* [EXERCICE ÉCRIT A]: Recopiez le passage du texte sur Alan Watts compris entre « Alan Watts fut » et « spirituel et libertaire. », ces deux bornes incluses.
* [EXERCICE ÉCRIT B]: Prolongez le texte consacré à Alan Watts en reprenant après sa dernière phrase.

Alan Watts fut l'un des papes de la contre culture-américaine dans les années soixante et son œuvre était très lue en Europe. Puis, précocement disparu à cinquante-huit ans, il entra dans une sorte d'oubli, ce qu'on appelle "l'enfer" des écrivains. On redécouvre aujourd'hui peu à peu son message de philosophe spirituel et libertaire.
Alan Wilson Watts était un drôle de bonhomme: un homme du paradoxe, à bien des égards. Jouisseur et ascète, érudit et communiquant de masse, l'âme chrétienne et le regard bouddhiste, contestataire icône de la contre-culture et connaisseur des traditions, Britannique de naissance, d'accent et de style en même temps que Californien invétéré... Et, à l'instar de bien des hommes du paradoxe, Watts était un visionnaire, précurseur et révolutionnaire de la conscience.

* [ENREGISTREMENTS EXTRAITS]:

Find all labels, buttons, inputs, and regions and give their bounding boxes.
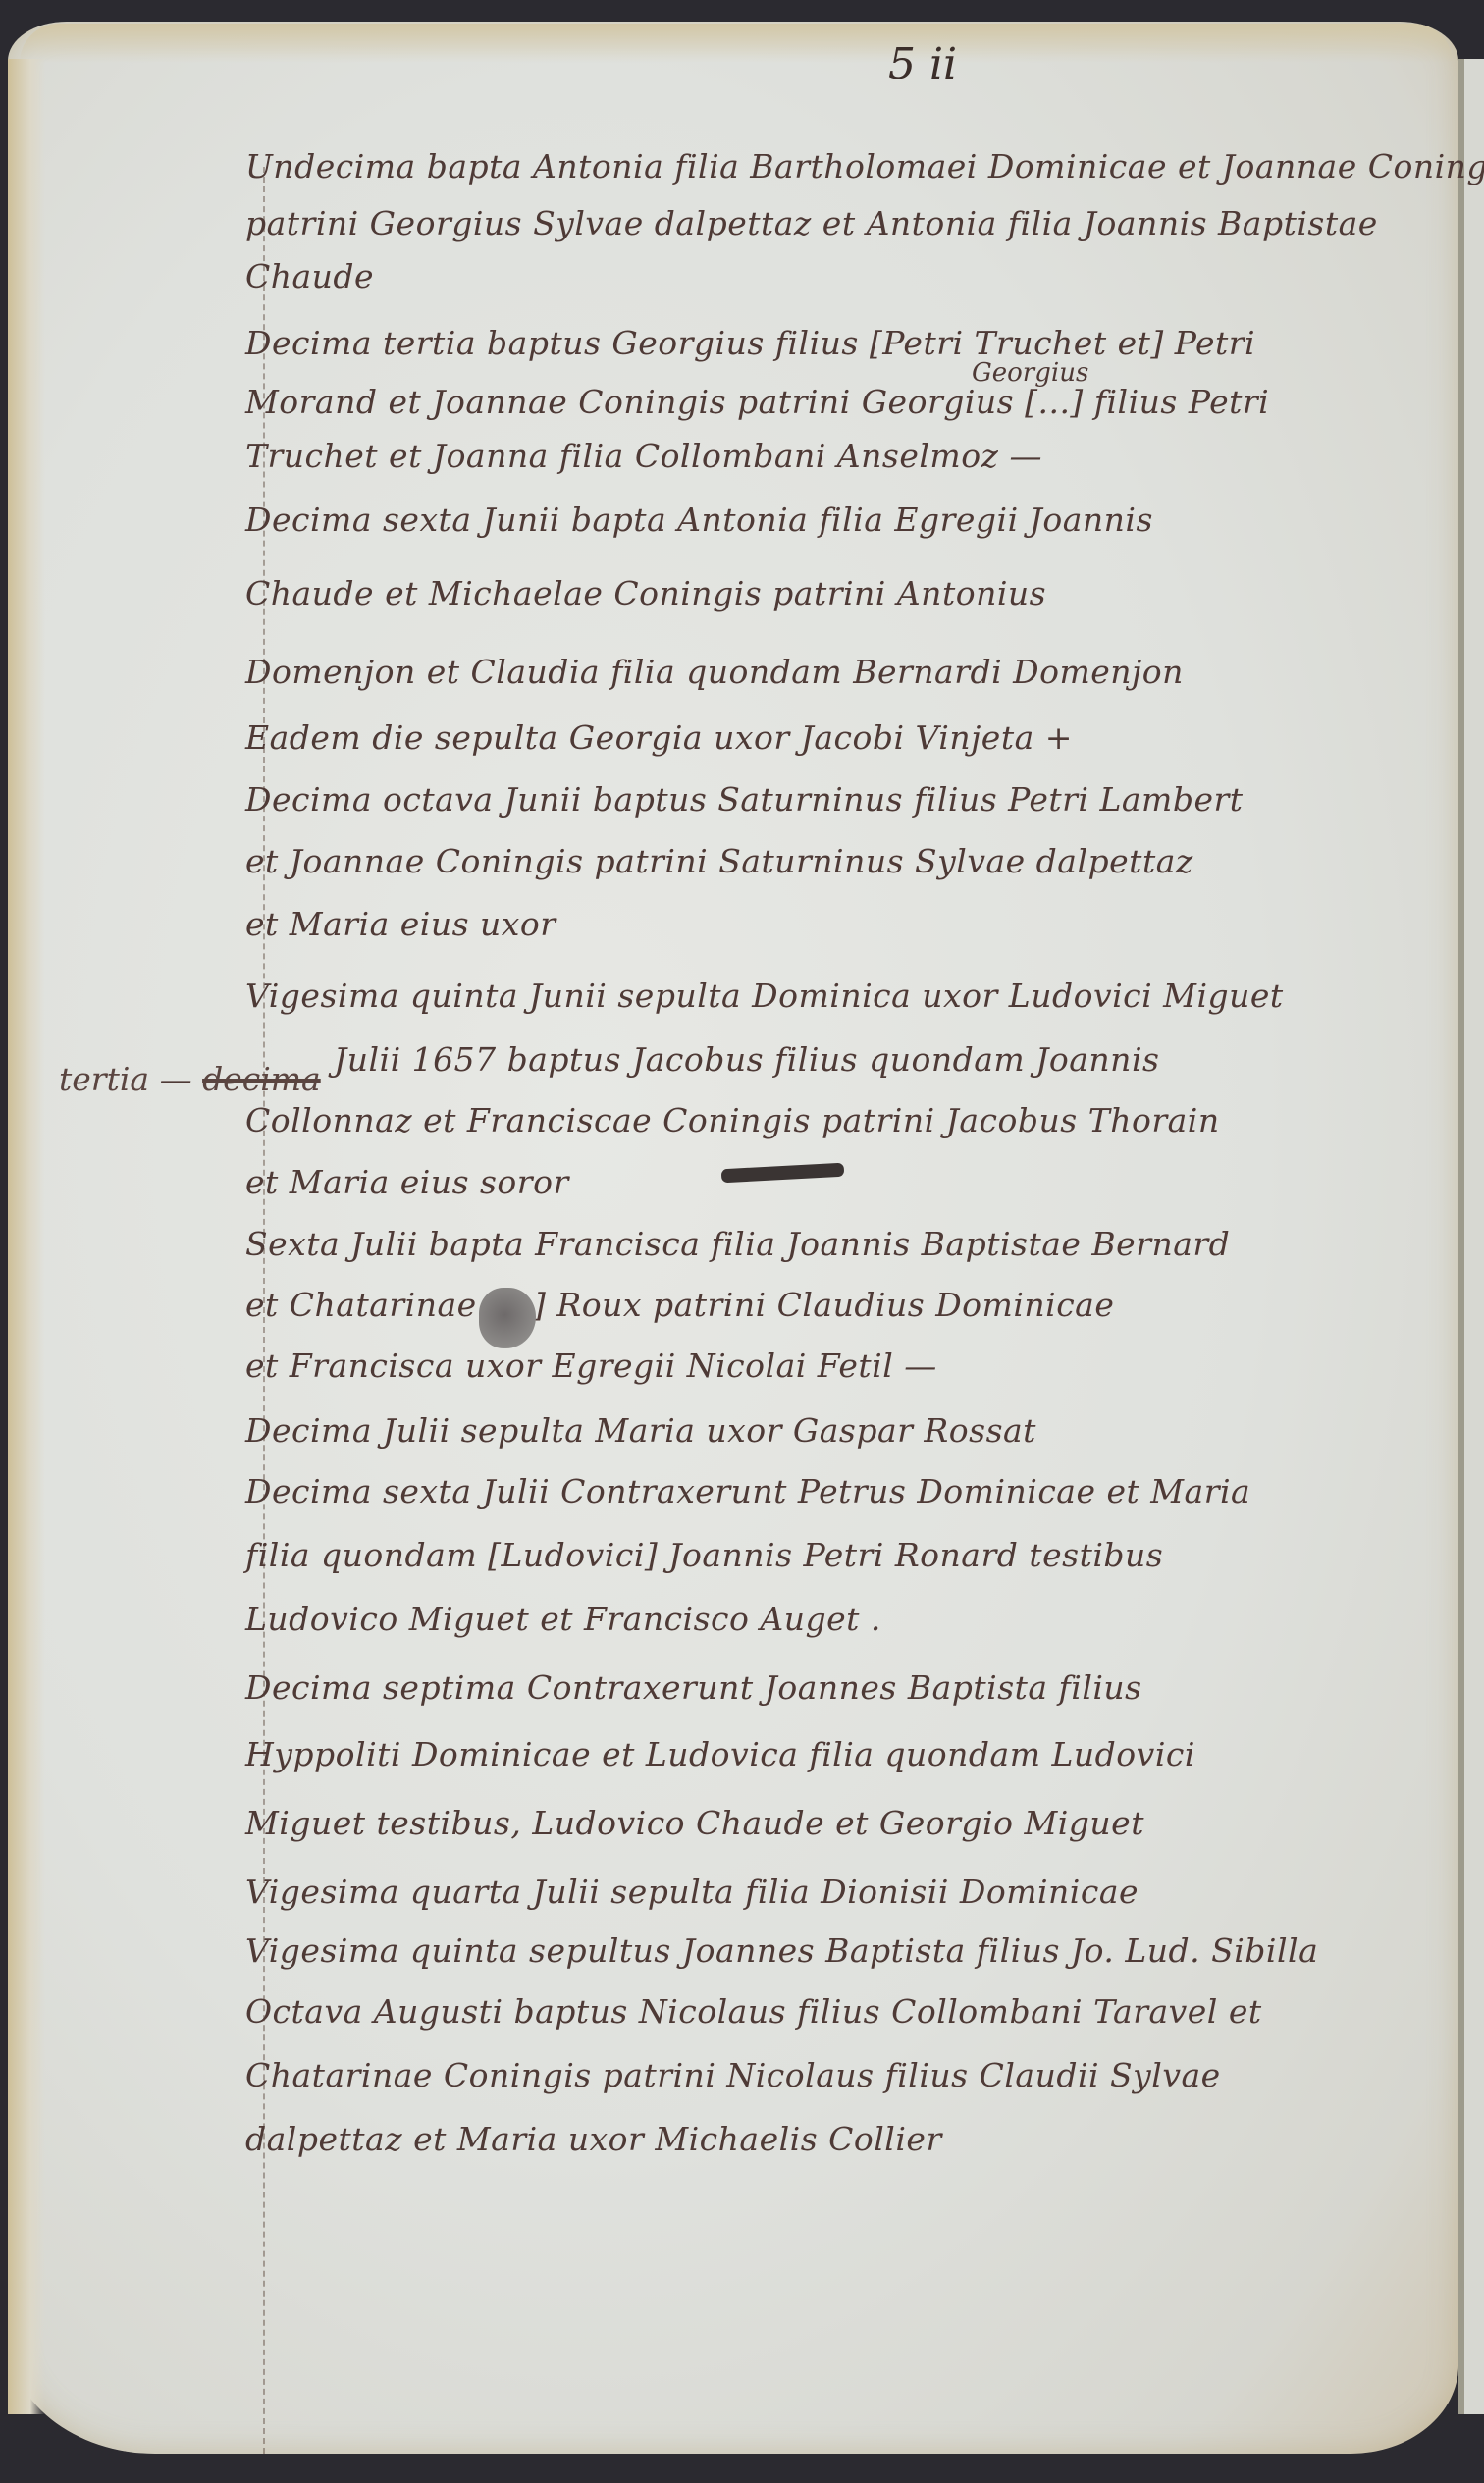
binding-edge — [8, 59, 45, 2414]
entry-13-line-1: Vigesima quinta sepultus Joannes Baptist… — [245, 1931, 1318, 1970]
margin-note: tertia — decima — [59, 1060, 321, 1098]
entry-14-line-1: Octava Augusti baptus Nicolaus filius Co… — [245, 1992, 1262, 2031]
entry-14-line-3: dalpettaz et Maria uxor Michaelis Collie… — [245, 2120, 942, 2158]
entry-5-line-2: et Joannae Coningis patrini Saturninus S… — [245, 842, 1193, 880]
margin-note-struck: decima — [202, 1060, 321, 1098]
entry-3-line-3: Domenjon et Claudia filia quondam Bernar… — [245, 653, 1184, 691]
entry-5-line-1: Decima octava Junii baptus Saturninus fi… — [245, 780, 1244, 819]
next-page-edge — [1458, 59, 1484, 2414]
entry-2-line-2: Morand et Joannae Coningis patrini Georg… — [245, 383, 1269, 421]
entry-6-line-1: Vigesima quinta Junii sepulta Dominica u… — [245, 977, 1284, 1015]
entry-11-line-1: Decima septima Contraxerunt Joannes Bapt… — [245, 1668, 1142, 1707]
entry-14-line-2: Chatarinae Coningis patrini Nicolaus fil… — [245, 2056, 1221, 2094]
entry-4-line-1: Eadem die sepulta Georgia uxor Jacobi Vi… — [245, 718, 1073, 757]
entry-2-line-3: Truchet et Joanna filia Collombani Ansel… — [245, 437, 1042, 475]
entry-10-line-1: Decima sexta Julii Contraxerunt Petrus D… — [245, 1472, 1250, 1510]
entry-3-line-2: Chaude et Michaelae Coningis patrini Ant… — [245, 574, 1046, 612]
entry-7-line-2: Collonnaz et Franciscae Coningis patrini… — [245, 1101, 1220, 1139]
entry-3-line-1: Decima sexta Junii bapta Antonia filia E… — [245, 501, 1153, 539]
margin-note-text: tertia — [59, 1060, 149, 1098]
entry-8-line-2: et Chatarinae [...] Roux patrini Claudiu… — [245, 1286, 1114, 1324]
entry-1-line-3: Chaude — [245, 257, 374, 295]
entry-11-line-3: Miguet testibus, Ludovico Chaude et Geor… — [245, 1804, 1144, 1842]
entry-10-line-3: Ludovico Miguet et Francisco Auget . — [245, 1600, 881, 1638]
entry-7-line-1: Julii 1657 baptus Jacobus filius quondam… — [334, 1040, 1159, 1079]
entry-11-line-2: Hyppoliti Dominicae et Ludovica filia qu… — [245, 1735, 1195, 1773]
entry-2-line-1: Decima tertia baptus Georgius filius [Pe… — [245, 324, 1255, 362]
entry-7-line-3: et Maria eius soror — [245, 1163, 569, 1201]
folio-mark: 5 ii — [888, 39, 957, 89]
entry-9-line-1: Decima Julii sepulta Maria uxor Gaspar R… — [245, 1411, 1036, 1450]
entry-12-line-1: Vigesima quarta Julii sepulta filia Dion… — [245, 1873, 1139, 1911]
entry-1-line-1: Undecima bapta Antonia filia Bartholomae… — [245, 147, 1484, 185]
entry-10-line-2: filia quondam [Ludovici] Joannis Petri R… — [245, 1536, 1163, 1574]
entry-8-line-1: Sexta Julii bapta Francisca filia Joanni… — [245, 1225, 1230, 1263]
aged-page-edge — [20, 24, 1453, 63]
entry-5-line-3: et Maria eius uxor — [245, 905, 556, 943]
entry-1-line-2: patrini Georgius Sylvae dalpettaz et Ant… — [245, 204, 1378, 242]
entry-8-line-3: et Francisca uxor Egregii Nicolai Fetil … — [245, 1347, 937, 1385]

* [RÉSULTAT FINAL A]:
Alan Watts fut l'un des papes de la contre culture-américaine dans les années soixante et son œuvre était très lue en Europe. Puis, précocement disparu à cinquante-huit ans, il entra dans une sorte d'oubli, ce qu'on appelle "l'enfer" des écrivains. On redécouvre aujourd'hui peu à peu son message de philosophe spirituel et libertaire.

* [RÉSULTAT FINAL B]:
C'est en 1915 qu'il voit le jour à Chislehurst, un village du Kent. La campagne anglaise dans toute sa splendeur et, surtout, partie intégrante de la maison familiale, un jardin potager qui décidera de sa position d'écologiste avant la lettre. Il demeurera toute sa vie un grand amateur de nature et de jardinage. Entré en 1928 à la King's School de Canterbury, il y reçoit une éducation censée faire de lui un parfait gentleman britannique. Aux sermons des ecclésiastiques anglicans chargés de l'éclairer sur son salut, il préfère les leçons pratiques du père d'un de ses camarades de classe, qui entreprend de l'initier aux plaisirs de la gastronomie lors d'un voyage sur le continent. Là aussi, la leçon sera déterminante. Watts affichera jusqu'à sa mort un goût prononcé pour la bonne chère, les vins et alcools fins, les cigares, plaisirs sensuels qui, pour lui, non seulement n'entrent pas en conflit avec la quête mystique, mais en constituent un aspect. Pour Watts, la spiritualité est amour de la vie et la vie se goûte à travers les sens associés à l'esprit et non uniquement par l'esprit.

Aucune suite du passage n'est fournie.